### YOUR OBJECTIVE:
Using the data beneath, show every line that includes the word "JSON".

### AVAILABLE DATA:
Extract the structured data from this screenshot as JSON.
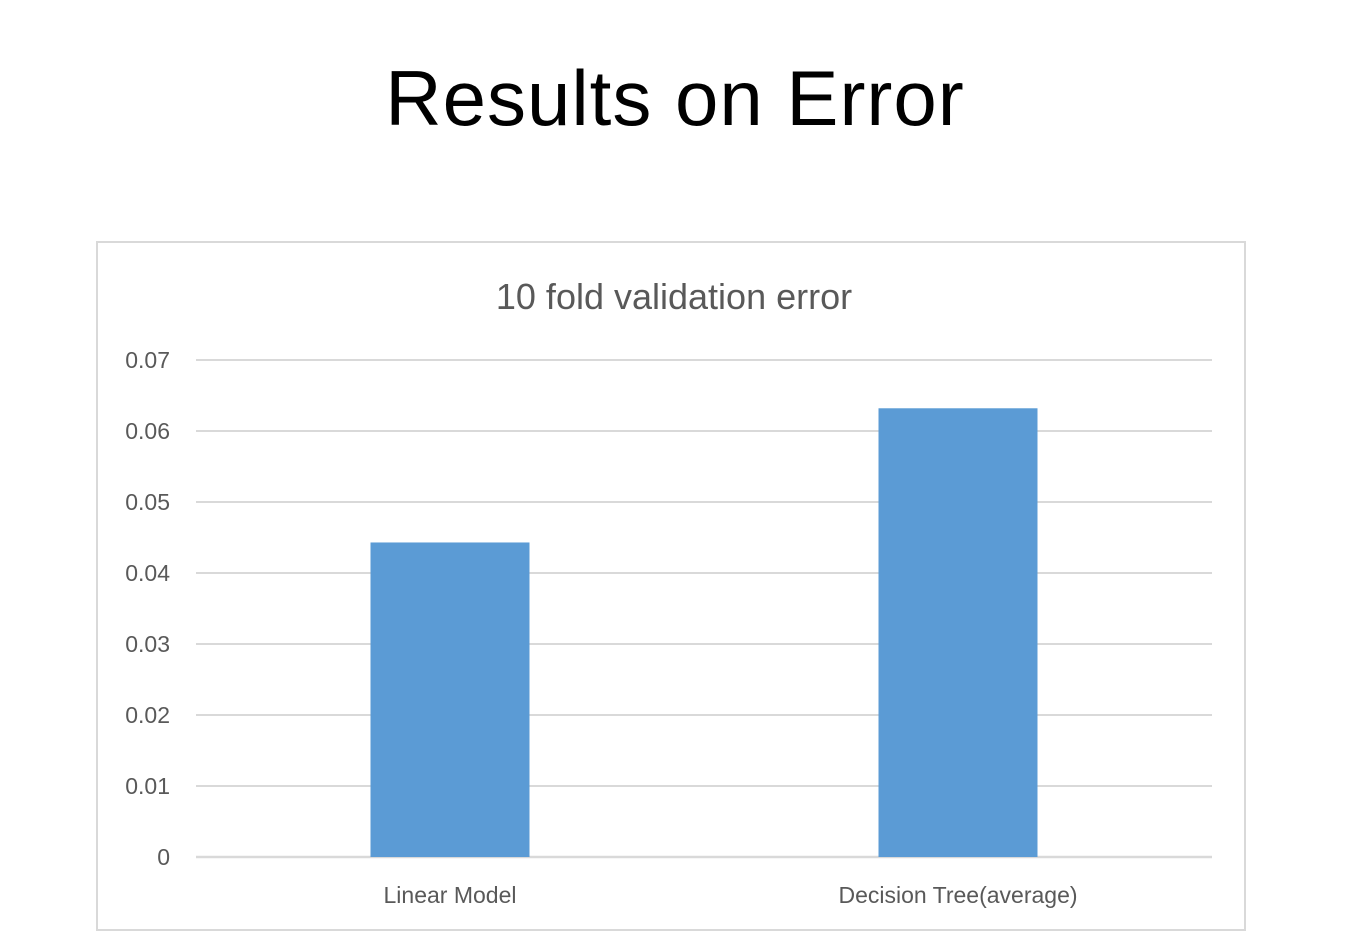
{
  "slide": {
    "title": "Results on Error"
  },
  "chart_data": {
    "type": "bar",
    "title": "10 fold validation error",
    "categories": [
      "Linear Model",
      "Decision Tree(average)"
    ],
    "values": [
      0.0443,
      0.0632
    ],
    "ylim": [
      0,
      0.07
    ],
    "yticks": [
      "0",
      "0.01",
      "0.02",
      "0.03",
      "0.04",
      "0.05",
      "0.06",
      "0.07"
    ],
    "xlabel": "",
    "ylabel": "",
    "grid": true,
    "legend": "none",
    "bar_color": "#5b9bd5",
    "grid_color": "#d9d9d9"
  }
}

--

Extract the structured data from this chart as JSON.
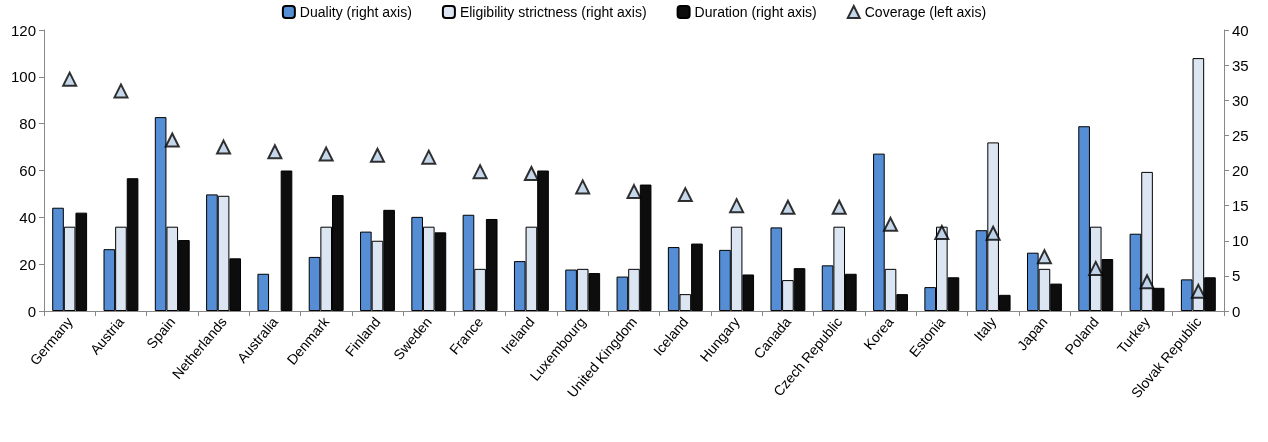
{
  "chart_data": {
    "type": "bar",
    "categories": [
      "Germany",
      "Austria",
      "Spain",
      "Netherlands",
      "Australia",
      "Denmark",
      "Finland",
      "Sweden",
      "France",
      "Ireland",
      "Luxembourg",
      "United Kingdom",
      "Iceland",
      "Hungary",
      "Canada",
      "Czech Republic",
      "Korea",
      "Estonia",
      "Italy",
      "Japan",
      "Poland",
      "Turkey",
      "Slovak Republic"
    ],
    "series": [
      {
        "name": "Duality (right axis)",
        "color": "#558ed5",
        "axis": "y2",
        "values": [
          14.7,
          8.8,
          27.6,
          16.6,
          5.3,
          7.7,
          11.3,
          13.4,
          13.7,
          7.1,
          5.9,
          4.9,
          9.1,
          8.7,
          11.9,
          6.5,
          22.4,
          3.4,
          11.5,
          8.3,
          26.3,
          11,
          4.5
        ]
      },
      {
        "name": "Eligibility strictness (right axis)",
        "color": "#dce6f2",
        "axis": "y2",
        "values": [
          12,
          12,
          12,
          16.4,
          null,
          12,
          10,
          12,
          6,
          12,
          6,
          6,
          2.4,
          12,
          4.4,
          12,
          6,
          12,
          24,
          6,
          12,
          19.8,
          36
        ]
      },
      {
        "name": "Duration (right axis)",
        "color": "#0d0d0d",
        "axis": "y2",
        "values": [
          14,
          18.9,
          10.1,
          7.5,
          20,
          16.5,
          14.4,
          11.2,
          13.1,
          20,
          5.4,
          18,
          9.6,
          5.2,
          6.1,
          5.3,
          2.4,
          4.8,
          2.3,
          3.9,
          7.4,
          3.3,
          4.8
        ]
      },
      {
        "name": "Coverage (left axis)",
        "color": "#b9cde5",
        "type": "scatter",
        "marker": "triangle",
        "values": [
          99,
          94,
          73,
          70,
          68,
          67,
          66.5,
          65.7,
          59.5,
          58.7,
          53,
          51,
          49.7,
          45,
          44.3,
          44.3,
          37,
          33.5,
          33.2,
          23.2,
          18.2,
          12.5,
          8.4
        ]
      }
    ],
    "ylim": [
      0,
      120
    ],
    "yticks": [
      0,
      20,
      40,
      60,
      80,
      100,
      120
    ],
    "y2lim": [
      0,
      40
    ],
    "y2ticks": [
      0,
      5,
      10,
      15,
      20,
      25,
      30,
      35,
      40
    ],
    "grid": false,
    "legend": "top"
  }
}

==

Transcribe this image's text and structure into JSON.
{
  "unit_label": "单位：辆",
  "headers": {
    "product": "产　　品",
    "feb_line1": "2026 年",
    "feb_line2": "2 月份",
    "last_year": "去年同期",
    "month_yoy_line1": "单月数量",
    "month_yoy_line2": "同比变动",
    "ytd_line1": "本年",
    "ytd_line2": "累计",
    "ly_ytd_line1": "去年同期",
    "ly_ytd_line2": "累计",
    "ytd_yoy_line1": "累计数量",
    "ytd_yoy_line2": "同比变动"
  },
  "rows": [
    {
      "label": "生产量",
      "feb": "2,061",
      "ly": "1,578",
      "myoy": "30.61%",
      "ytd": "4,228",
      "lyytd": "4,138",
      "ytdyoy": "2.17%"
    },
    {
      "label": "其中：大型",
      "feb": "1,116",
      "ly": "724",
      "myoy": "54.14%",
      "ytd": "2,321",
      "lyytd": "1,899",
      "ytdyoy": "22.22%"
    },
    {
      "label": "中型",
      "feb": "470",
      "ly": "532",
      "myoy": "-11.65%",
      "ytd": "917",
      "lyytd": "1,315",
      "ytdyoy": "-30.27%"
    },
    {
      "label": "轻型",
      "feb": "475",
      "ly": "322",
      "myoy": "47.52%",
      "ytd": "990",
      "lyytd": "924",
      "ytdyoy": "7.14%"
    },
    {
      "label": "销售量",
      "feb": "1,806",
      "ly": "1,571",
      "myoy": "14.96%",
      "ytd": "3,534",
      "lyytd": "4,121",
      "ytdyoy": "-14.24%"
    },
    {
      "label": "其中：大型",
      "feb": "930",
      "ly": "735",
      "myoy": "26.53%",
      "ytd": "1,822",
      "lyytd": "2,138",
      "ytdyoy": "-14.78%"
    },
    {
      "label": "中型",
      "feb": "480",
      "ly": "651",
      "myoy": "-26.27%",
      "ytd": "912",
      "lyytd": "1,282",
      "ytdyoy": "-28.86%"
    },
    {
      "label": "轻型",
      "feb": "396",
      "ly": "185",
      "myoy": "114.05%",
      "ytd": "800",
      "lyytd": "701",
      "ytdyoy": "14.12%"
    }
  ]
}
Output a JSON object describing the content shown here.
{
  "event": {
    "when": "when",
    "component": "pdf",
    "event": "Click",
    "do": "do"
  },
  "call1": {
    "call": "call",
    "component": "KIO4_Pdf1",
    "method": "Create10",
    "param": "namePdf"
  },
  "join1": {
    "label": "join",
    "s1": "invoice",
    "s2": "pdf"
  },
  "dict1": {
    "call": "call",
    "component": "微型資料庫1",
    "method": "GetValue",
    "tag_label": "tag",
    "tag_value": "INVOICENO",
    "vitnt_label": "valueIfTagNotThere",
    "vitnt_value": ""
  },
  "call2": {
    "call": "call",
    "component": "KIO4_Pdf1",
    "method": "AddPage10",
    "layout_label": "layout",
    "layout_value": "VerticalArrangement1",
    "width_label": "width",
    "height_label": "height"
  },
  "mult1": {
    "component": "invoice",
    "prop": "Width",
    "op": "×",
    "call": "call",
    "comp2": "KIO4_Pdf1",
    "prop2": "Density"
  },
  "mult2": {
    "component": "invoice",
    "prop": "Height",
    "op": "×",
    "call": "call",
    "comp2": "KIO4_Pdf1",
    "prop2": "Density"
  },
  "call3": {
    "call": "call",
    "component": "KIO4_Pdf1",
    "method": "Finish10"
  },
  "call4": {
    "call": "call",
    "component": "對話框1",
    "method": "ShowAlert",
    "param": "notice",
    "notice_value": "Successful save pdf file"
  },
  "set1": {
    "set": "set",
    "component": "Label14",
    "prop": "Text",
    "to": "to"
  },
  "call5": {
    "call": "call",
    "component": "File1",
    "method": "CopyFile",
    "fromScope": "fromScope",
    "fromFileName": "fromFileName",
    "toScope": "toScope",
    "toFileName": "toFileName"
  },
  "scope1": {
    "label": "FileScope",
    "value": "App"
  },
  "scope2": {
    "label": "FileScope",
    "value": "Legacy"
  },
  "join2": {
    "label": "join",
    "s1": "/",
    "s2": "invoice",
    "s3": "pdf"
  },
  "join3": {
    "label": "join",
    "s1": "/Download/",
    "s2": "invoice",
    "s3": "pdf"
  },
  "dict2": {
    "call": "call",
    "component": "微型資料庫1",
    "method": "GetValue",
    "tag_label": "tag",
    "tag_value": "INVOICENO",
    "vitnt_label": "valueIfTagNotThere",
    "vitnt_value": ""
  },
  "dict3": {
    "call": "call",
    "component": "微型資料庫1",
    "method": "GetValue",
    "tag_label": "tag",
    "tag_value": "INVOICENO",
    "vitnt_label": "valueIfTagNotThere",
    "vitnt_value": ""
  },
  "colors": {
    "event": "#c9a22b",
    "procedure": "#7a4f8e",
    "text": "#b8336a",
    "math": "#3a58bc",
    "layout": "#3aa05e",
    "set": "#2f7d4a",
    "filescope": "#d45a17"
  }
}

### FINISHED ANSWER:
Extract the structured data from this screenshot as JSON.
Extract the structured data from this chart as JSON.
Transcribe this image's text and structure into JSON.
Output a JSON object describing the content shown here.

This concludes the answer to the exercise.